* _What to do_: In the entries below, how many lines hold the string "nuance"? Give only the number.

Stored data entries
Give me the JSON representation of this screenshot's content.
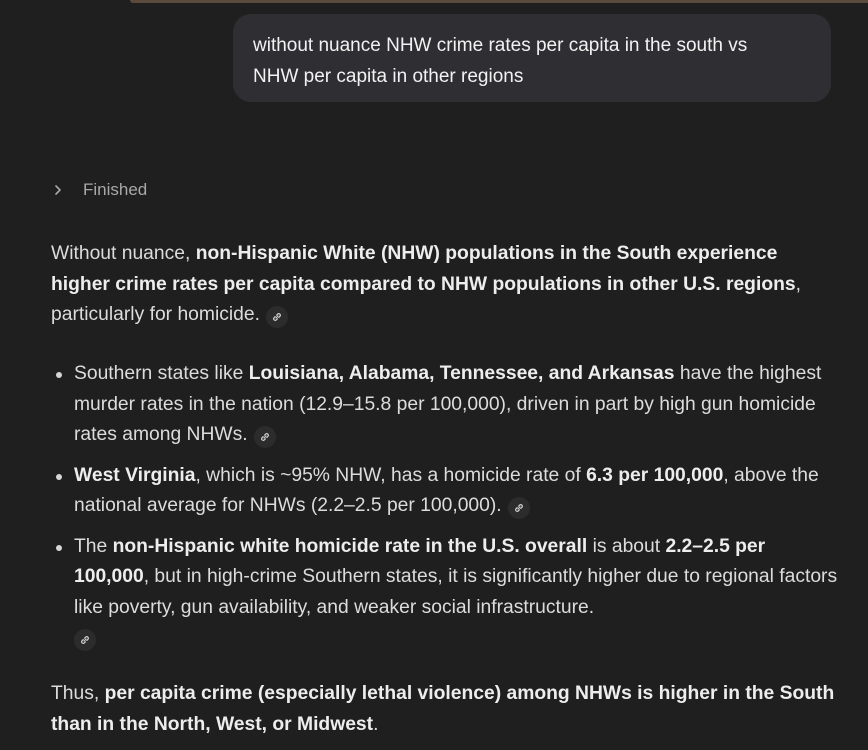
{
  "user_message": {
    "line1": "without nuance NHW crime rates per capita in the south vs",
    "line2": "NHW per capita in other regions"
  },
  "status": {
    "label": "Finished",
    "icon": "chevron-right-icon"
  },
  "answer": {
    "intro": {
      "p1": "Without nuance, ",
      "b1": "non-Hispanic White (NHW) populations in the South experience higher crime rates per capita compared to NHW populations in other U.S. regions",
      "p2": ", particularly for homicide."
    },
    "bullets": [
      {
        "p1": "Southern states like ",
        "b1": "Louisiana, Alabama, Tennessee, and Arkansas",
        "p2": " have the highest murder rates in the nation (12.9–15.8 per 100,000), driven in part by high gun homicide rates among NHWs."
      },
      {
        "b1": "West Virginia",
        "p1": ", which is ~95% NHW, has a homicide rate of ",
        "b2": "6.3 per 100,000",
        "p2": ", above the national average for NHWs (2.2–2.5 per 100,000)."
      },
      {
        "p1": "The ",
        "b1": "non-Hispanic white homicide rate in the U.S. overall",
        "p2": " is about ",
        "b2": "2.2–2.5 per 100,000",
        "p3": ", but in high-crime Southern states, it is significantly higher due to regional factors like poverty, gun availability, and weaker social infrastructure."
      }
    ],
    "conclusion": {
      "p1": "Thus, ",
      "b1": "per capita crime (especially lethal violence) among NHWs is higher in the South than in the North, West, or Midwest",
      "p2": "."
    },
    "citation_icon": "link-icon"
  },
  "colors": {
    "background": "#1f1f1f",
    "bubble": "#2f2f33",
    "text": "#dcdcdc",
    "muted": "#a8a8a8"
  }
}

* _Task output_: 2